(Dataset records on visual material)
■ ■ ■ ■ ■ ■ ■

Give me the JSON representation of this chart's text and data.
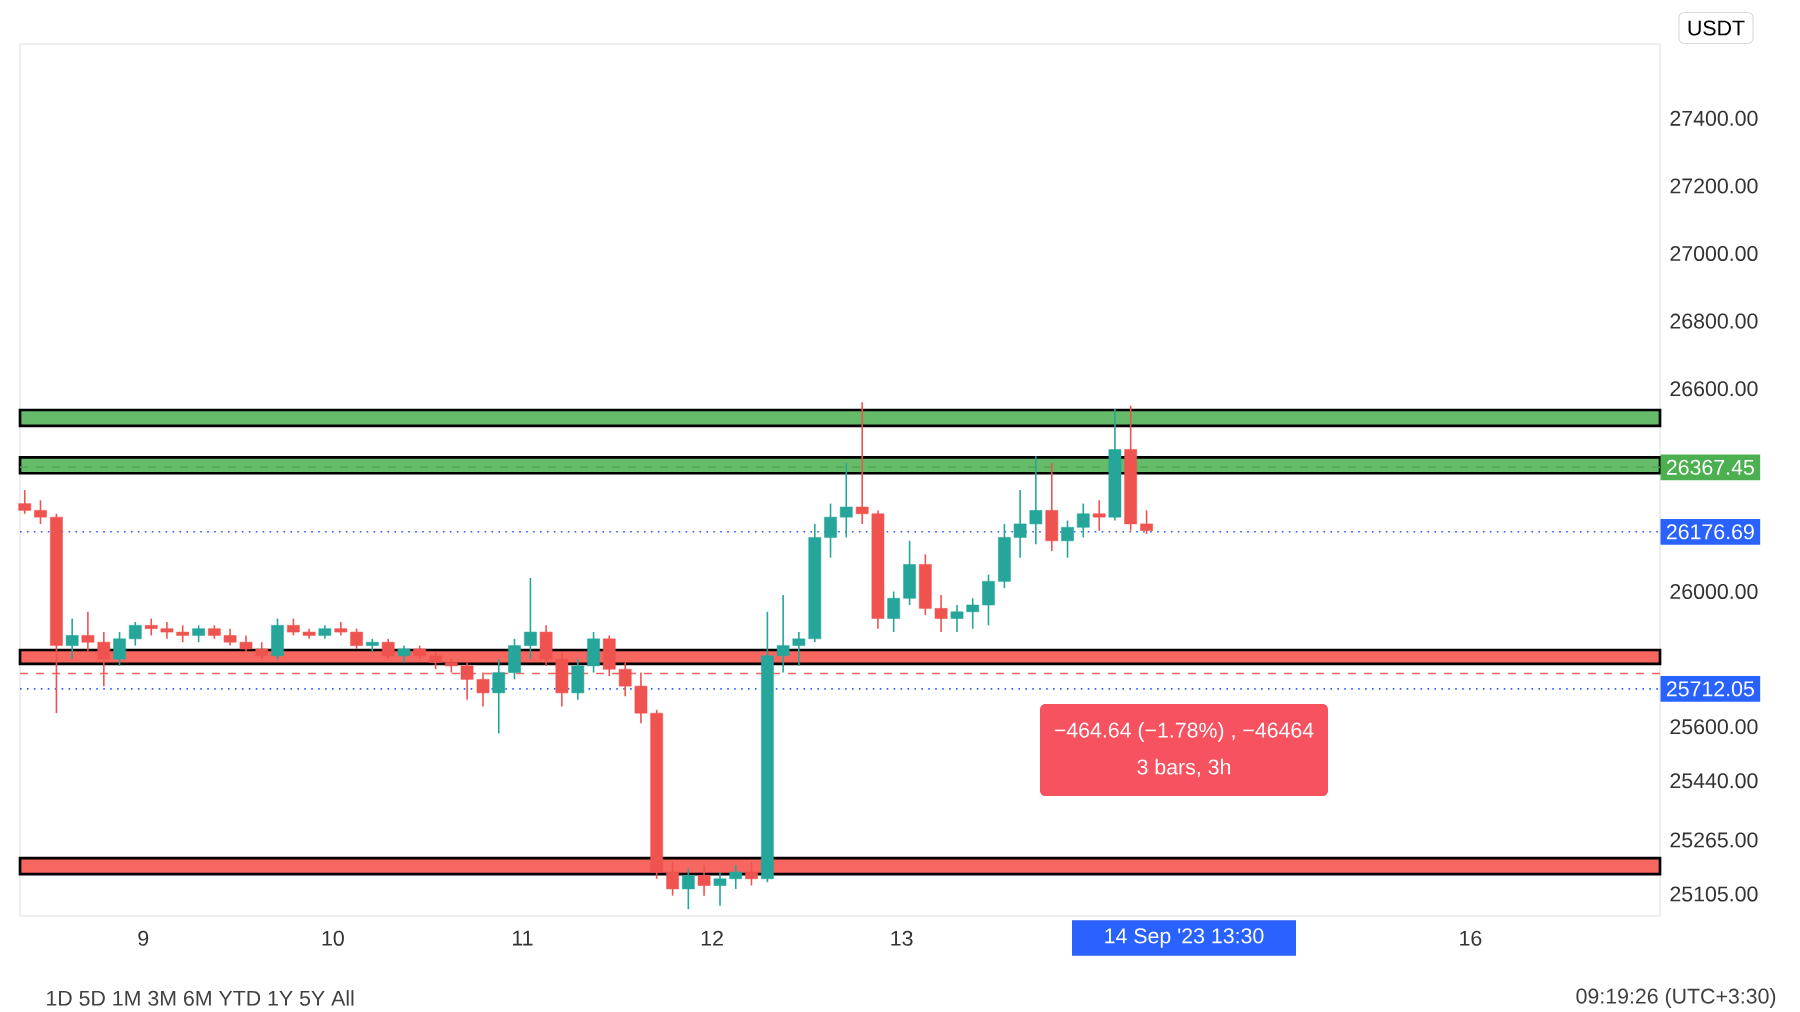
{
  "chart_data": {
    "type": "candlestick",
    "x": [
      8.375,
      8.458,
      8.542,
      8.625,
      8.708,
      8.792,
      8.875,
      8.958,
      9.042,
      9.125,
      9.208,
      9.292,
      9.375,
      9.458,
      9.542,
      9.625,
      9.708,
      9.792,
      9.875,
      9.958,
      10.042,
      10.125,
      10.208,
      10.292,
      10.375,
      10.458,
      10.542,
      10.625,
      10.708,
      10.792,
      10.875,
      10.958,
      11.042,
      11.125,
      11.208,
      11.292,
      11.375,
      11.458,
      11.542,
      11.625,
      11.708,
      11.792,
      11.875,
      11.958,
      12.042,
      12.125,
      12.208,
      12.292,
      12.375,
      12.458,
      12.542,
      12.625,
      12.708,
      12.792,
      12.875,
      12.958,
      13.042,
      13.125,
      13.208,
      13.292,
      13.375,
      13.458,
      13.542,
      13.625,
      13.708,
      13.792,
      13.875,
      13.958,
      14.042,
      14.125,
      14.208,
      14.292
    ],
    "ohlc": [
      [
        26260,
        26300,
        26230,
        26240
      ],
      [
        26240,
        26270,
        26200,
        26220
      ],
      [
        26220,
        26230,
        25640,
        25840
      ],
      [
        25840,
        25920,
        25800,
        25870
      ],
      [
        25870,
        25940,
        25820,
        25850
      ],
      [
        25850,
        25880,
        25720,
        25800
      ],
      [
        25800,
        25880,
        25780,
        25860
      ],
      [
        25860,
        25910,
        25840,
        25900
      ],
      [
        25900,
        25920,
        25870,
        25890
      ],
      [
        25890,
        25910,
        25860,
        25880
      ],
      [
        25880,
        25900,
        25850,
        25870
      ],
      [
        25870,
        25900,
        25850,
        25890
      ],
      [
        25890,
        25900,
        25860,
        25870
      ],
      [
        25870,
        25890,
        25840,
        25850
      ],
      [
        25850,
        25870,
        25820,
        25830
      ],
      [
        25830,
        25850,
        25800,
        25810
      ],
      [
        25810,
        25920,
        25800,
        25900
      ],
      [
        25900,
        25920,
        25870,
        25880
      ],
      [
        25880,
        25890,
        25860,
        25870
      ],
      [
        25870,
        25900,
        25860,
        25890
      ],
      [
        25890,
        25910,
        25870,
        25880
      ],
      [
        25880,
        25890,
        25830,
        25840
      ],
      [
        25840,
        25860,
        25820,
        25850
      ],
      [
        25850,
        25860,
        25800,
        25810
      ],
      [
        25810,
        25840,
        25790,
        25830
      ],
      [
        25830,
        25840,
        25800,
        25810
      ],
      [
        25810,
        25820,
        25770,
        25790
      ],
      [
        25790,
        25800,
        25760,
        25780
      ],
      [
        25780,
        25790,
        25680,
        25740
      ],
      [
        25740,
        25760,
        25660,
        25700
      ],
      [
        25700,
        25800,
        25580,
        25760
      ],
      [
        25760,
        25860,
        25740,
        25840
      ],
      [
        25840,
        26040,
        25800,
        25880
      ],
      [
        25880,
        25900,
        25780,
        25800
      ],
      [
        25800,
        25820,
        25660,
        25700
      ],
      [
        25700,
        25800,
        25680,
        25780
      ],
      [
        25780,
        25880,
        25760,
        25860
      ],
      [
        25860,
        25870,
        25750,
        25770
      ],
      [
        25770,
        25790,
        25690,
        25720
      ],
      [
        25720,
        25760,
        25610,
        25640
      ],
      [
        25640,
        25650,
        25150,
        25170
      ],
      [
        25170,
        25200,
        25100,
        25120
      ],
      [
        25120,
        25180,
        25060,
        25160
      ],
      [
        25160,
        25190,
        25100,
        25130
      ],
      [
        25130,
        25170,
        25070,
        25150
      ],
      [
        25150,
        25190,
        25120,
        25170
      ],
      [
        25170,
        25200,
        25130,
        25150
      ],
      [
        25150,
        25940,
        25140,
        25810
      ],
      [
        25810,
        25990,
        25760,
        25840
      ],
      [
        25840,
        25880,
        25780,
        25860
      ],
      [
        25860,
        26200,
        25850,
        26160
      ],
      [
        26160,
        26260,
        26100,
        26220
      ],
      [
        26220,
        26380,
        26160,
        26250
      ],
      [
        26250,
        26560,
        26200,
        26230
      ],
      [
        26230,
        26240,
        25890,
        25920
      ],
      [
        25920,
        26000,
        25880,
        25980
      ],
      [
        25980,
        26150,
        25960,
        26080
      ],
      [
        26080,
        26110,
        25930,
        25950
      ],
      [
        25950,
        25990,
        25880,
        25920
      ],
      [
        25920,
        25960,
        25880,
        25940
      ],
      [
        25940,
        25980,
        25890,
        25960
      ],
      [
        25960,
        26050,
        25900,
        26030
      ],
      [
        26030,
        26200,
        26010,
        26160
      ],
      [
        26160,
        26300,
        26100,
        26200
      ],
      [
        26200,
        26400,
        26140,
        26240
      ],
      [
        26240,
        26380,
        26120,
        26150
      ],
      [
        26150,
        26210,
        26100,
        26190
      ],
      [
        26190,
        26260,
        26160,
        26230
      ],
      [
        26230,
        26270,
        26180,
        26220
      ],
      [
        26220,
        26540,
        26210,
        26420
      ],
      [
        26420,
        26550,
        26180,
        26200
      ],
      [
        26200,
        26240,
        26170,
        26180
      ]
    ],
    "xlim": [
      8.35,
      17.0
    ],
    "xticks": [
      9,
      10,
      11,
      12,
      13,
      16
    ],
    "ylim": [
      25040,
      27620
    ],
    "yticks": [
      {
        "value": 27400,
        "label": "27400.00"
      },
      {
        "value": 27200,
        "label": "27200.00"
      },
      {
        "value": 27000,
        "label": "27000.00"
      },
      {
        "value": 26800,
        "label": "26800.00"
      },
      {
        "value": 26600,
        "label": "26600.00"
      },
      {
        "value": 26000,
        "label": "26000.00"
      },
      {
        "value": 25600,
        "label": "25600.00"
      },
      {
        "value": 25440,
        "label": "25440.00"
      },
      {
        "value": 25265,
        "label": "25265.00"
      },
      {
        "value": 25105,
        "label": "25105.00"
      }
    ],
    "bands": [
      {
        "axis": "y",
        "from": 26490,
        "to": 26537,
        "color": "#66bb6a"
      },
      {
        "axis": "y",
        "from": 26350,
        "to": 26397,
        "color": "#66bb6a"
      },
      {
        "axis": "y",
        "from": 25786,
        "to": 25827,
        "color": "#f7665f"
      },
      {
        "axis": "y",
        "from": 25164,
        "to": 25211,
        "color": "#f7665f"
      }
    ],
    "ref_lines": [
      {
        "axis": "y",
        "value": 26367.45,
        "label": "26367.45",
        "color": "#4caf50",
        "line_style": "dashed"
      },
      {
        "axis": "y",
        "value": 26176.69,
        "label": "26176.69",
        "color": "#2962ff",
        "line_style": "dotted"
      },
      {
        "axis": "y",
        "value": 25757.6,
        "color": "#f7665f",
        "line_style": "dashed"
      },
      {
        "axis": "y",
        "value": 25712.05,
        "label": "25712.05",
        "color": "#2962ff",
        "line_style": "dotted"
      }
    ],
    "annotations": [
      "USDT",
      "−464.64 (−1.78%) , −46464",
      "3 bars, 3h",
      "14 Sep '23 13:30",
      "1D 5D 1M 3M 6M YTD 1Y 5Y All",
      "09:19:26 (UTC+3:30)"
    ]
  }
}
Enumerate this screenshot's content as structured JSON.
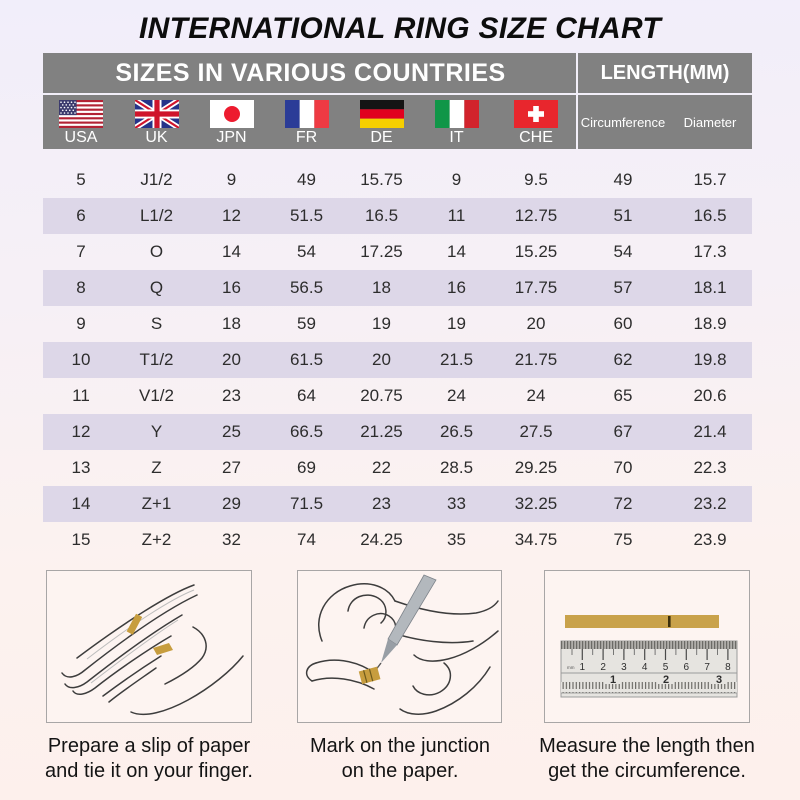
{
  "page": {
    "title": "INTERNATIONAL RING SIZE CHART"
  },
  "table": {
    "header": {
      "left": "SIZES IN VARIOUS COUNTRIES",
      "right": "LENGTH(MM)"
    },
    "countries": [
      {
        "code": "USA"
      },
      {
        "code": "UK"
      },
      {
        "code": "JPN"
      },
      {
        "code": "FR"
      },
      {
        "code": "DE"
      },
      {
        "code": "IT"
      },
      {
        "code": "CHE"
      }
    ],
    "length_columns": [
      "Circumference",
      "Diameter"
    ]
  },
  "instructions": [
    {
      "icon": "hand-with-paper-strip-illustration",
      "lines": [
        "Prepare a slip of paper",
        "and tie it on your finger."
      ]
    },
    {
      "icon": "hand-marking-pen-illustration",
      "lines": [
        "Mark on the junction",
        "on the paper."
      ]
    },
    {
      "icon": "ruler-measurement-illustration",
      "lines": [
        "Measure the length then",
        "get the circumference."
      ]
    }
  ],
  "colors": {
    "header_gray": "#818181",
    "row_band": "#ddd7e8",
    "paper_gold": "#c79d3e",
    "background_top": "#f1eefa",
    "background_bottom": "#fdf0ec"
  },
  "chart_data": {
    "type": "table",
    "title": "INTERNATIONAL RING SIZE CHART",
    "column_groups": [
      {
        "label": "SIZES IN VARIOUS COUNTRIES",
        "span": 7
      },
      {
        "label": "LENGTH(MM)",
        "span": 2
      }
    ],
    "columns": [
      "USA",
      "UK",
      "JPN",
      "FR",
      "DE",
      "IT",
      "CHE",
      "Circumference",
      "Diameter"
    ],
    "rows": [
      [
        "5",
        "J1/2",
        "9",
        "49",
        "15.75",
        "9",
        "9.5",
        "49",
        "15.7"
      ],
      [
        "6",
        "L1/2",
        "12",
        "51.5",
        "16.5",
        "11",
        "12.75",
        "51",
        "16.5"
      ],
      [
        "7",
        "O",
        "14",
        "54",
        "17.25",
        "14",
        "15.25",
        "54",
        "17.3"
      ],
      [
        "8",
        "Q",
        "16",
        "56.5",
        "18",
        "16",
        "17.75",
        "57",
        "18.1"
      ],
      [
        "9",
        "S",
        "18",
        "59",
        "19",
        "19",
        "20",
        "60",
        "18.9"
      ],
      [
        "10",
        "T1/2",
        "20",
        "61.5",
        "20",
        "21.5",
        "21.75",
        "62",
        "19.8"
      ],
      [
        "11",
        "V1/2",
        "23",
        "64",
        "20.75",
        "24",
        "24",
        "65",
        "20.6"
      ],
      [
        "12",
        "Y",
        "25",
        "66.5",
        "21.25",
        "26.5",
        "27.5",
        "67",
        "21.4"
      ],
      [
        "13",
        "Z",
        "27",
        "69",
        "22",
        "28.5",
        "29.25",
        "70",
        "22.3"
      ],
      [
        "14",
        "Z+1",
        "29",
        "71.5",
        "23",
        "33",
        "32.25",
        "72",
        "23.2"
      ],
      [
        "15",
        "Z+2",
        "32",
        "74",
        "24.25",
        "35",
        "34.75",
        "75",
        "23.9"
      ]
    ]
  }
}
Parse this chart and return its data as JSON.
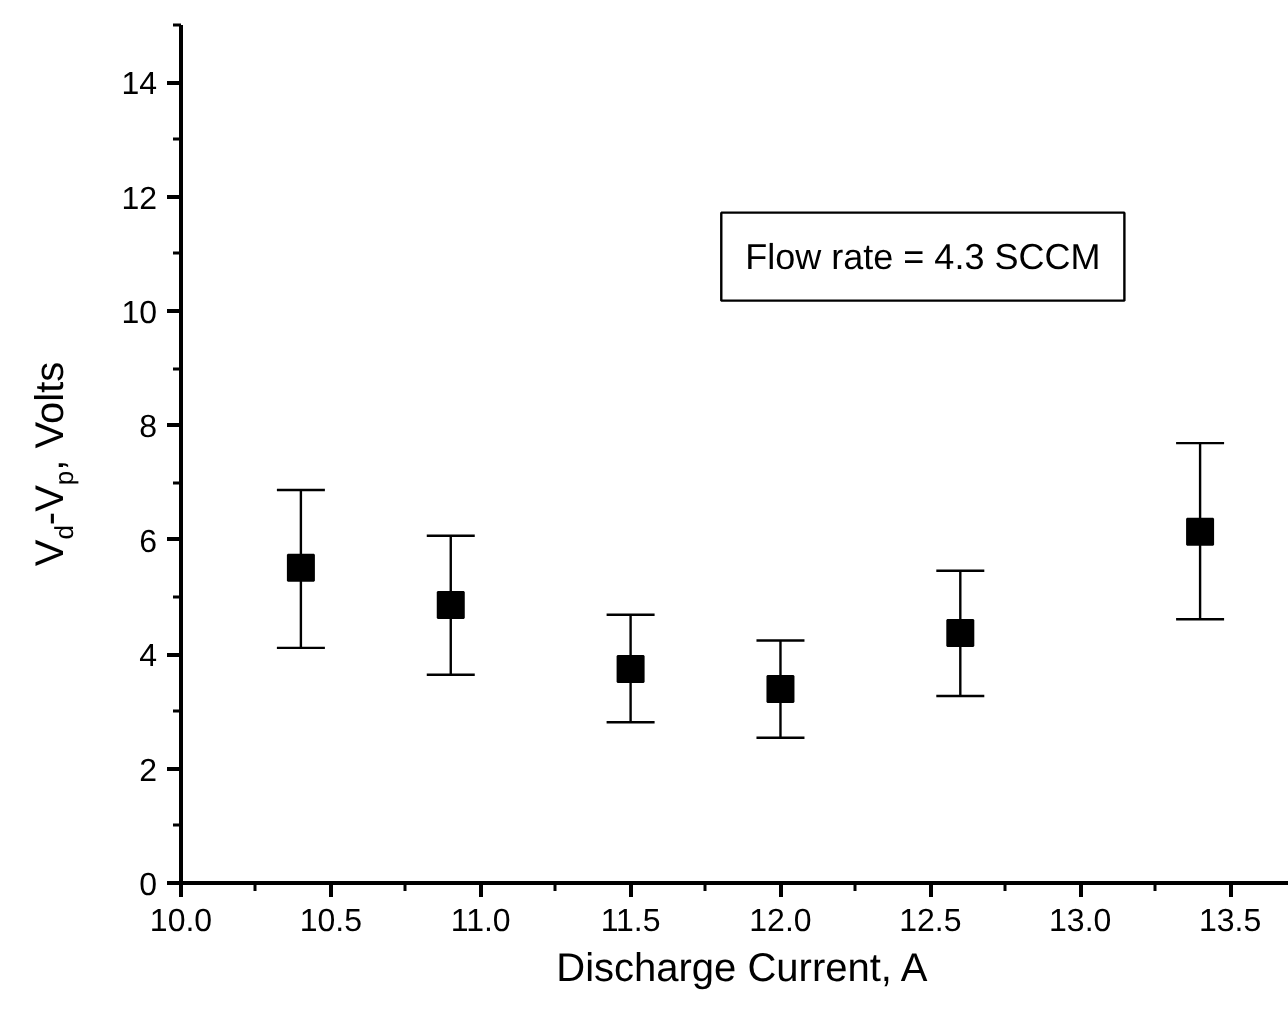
{
  "chart_data": {
    "type": "scatter",
    "xlabel": "Discharge Current, A",
    "ylabel": "V$_{d}$-V$_{p}$, Volts",
    "x": [
      10.4,
      10.9,
      11.5,
      12.0,
      12.6,
      13.4
    ],
    "values": [
      5.51,
      4.86,
      3.74,
      3.39,
      4.37,
      6.14
    ],
    "errors": [
      [
        4.11,
        6.87
      ],
      [
        3.64,
        6.07
      ],
      [
        2.81,
        4.69
      ],
      [
        2.54,
        4.24
      ],
      [
        3.27,
        5.46
      ],
      [
        4.61,
        7.69
      ]
    ],
    "color": "#000000",
    "marker": "square",
    "xlim": [
      10.0,
      13.75
    ],
    "ylim": [
      0,
      15
    ],
    "xticks": [
      {
        "value": 10.0,
        "label": "10.0"
      },
      {
        "value": 10.5,
        "label": "10.5"
      },
      {
        "value": 11.0,
        "label": "11.0"
      },
      {
        "value": 11.5,
        "label": "11.5"
      },
      {
        "value": 12.0,
        "label": "12.0"
      },
      {
        "value": 12.5,
        "label": "12.5"
      },
      {
        "value": 13.0,
        "label": "13.0"
      },
      {
        "value": 13.5,
        "label": "13.5"
      }
    ],
    "yticks": [
      0,
      2,
      4,
      6,
      8,
      10,
      12,
      14
    ],
    "annotations": [
      "Flow rate = 4.3 SCCM"
    ],
    "grid": false
  }
}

■ ■ ■ ■ ■ ■ ■

- [TASK DIRECTIONS]
Extract only the lines from the line containing "Parse this chart and return its data as JSON." through the final line of the records; keep both ends and drop every picture.

- [SOLUTION FOR THIS TASK]
Parse this chart and return its data as JSON.
{
  "chart_data": {
    "type": "scatter",
    "xlabel": "Discharge Current, A",
    "ylabel": "V$_{d}$-V$_{p}$, Volts",
    "x": [
      10.4,
      10.9,
      11.5,
      12.0,
      12.6,
      13.4
    ],
    "values": [
      5.51,
      4.86,
      3.74,
      3.39,
      4.37,
      6.14
    ],
    "errors": [
      [
        4.11,
        6.87
      ],
      [
        3.64,
        6.07
      ],
      [
        2.81,
        4.69
      ],
      [
        2.54,
        4.24
      ],
      [
        3.27,
        5.46
      ],
      [
        4.61,
        7.69
      ]
    ],
    "color": "#000000",
    "marker": "square",
    "xlim": [
      10.0,
      13.75
    ],
    "ylim": [
      0,
      15
    ],
    "xticks": [
      {
        "value": 10.0,
        "label": "10.0"
      },
      {
        "value": 10.5,
        "label": "10.5"
      },
      {
        "value": 11.0,
        "label": "11.0"
      },
      {
        "value": 11.5,
        "label": "11.5"
      },
      {
        "value": 12.0,
        "label": "12.0"
      },
      {
        "value": 12.5,
        "label": "12.5"
      },
      {
        "value": 13.0,
        "label": "13.0"
      },
      {
        "value": 13.5,
        "label": "13.5"
      }
    ],
    "yticks": [
      0,
      2,
      4,
      6,
      8,
      10,
      12,
      14
    ],
    "annotations": [
      "Flow rate = 4.3 SCCM"
    ],
    "grid": false
  }
}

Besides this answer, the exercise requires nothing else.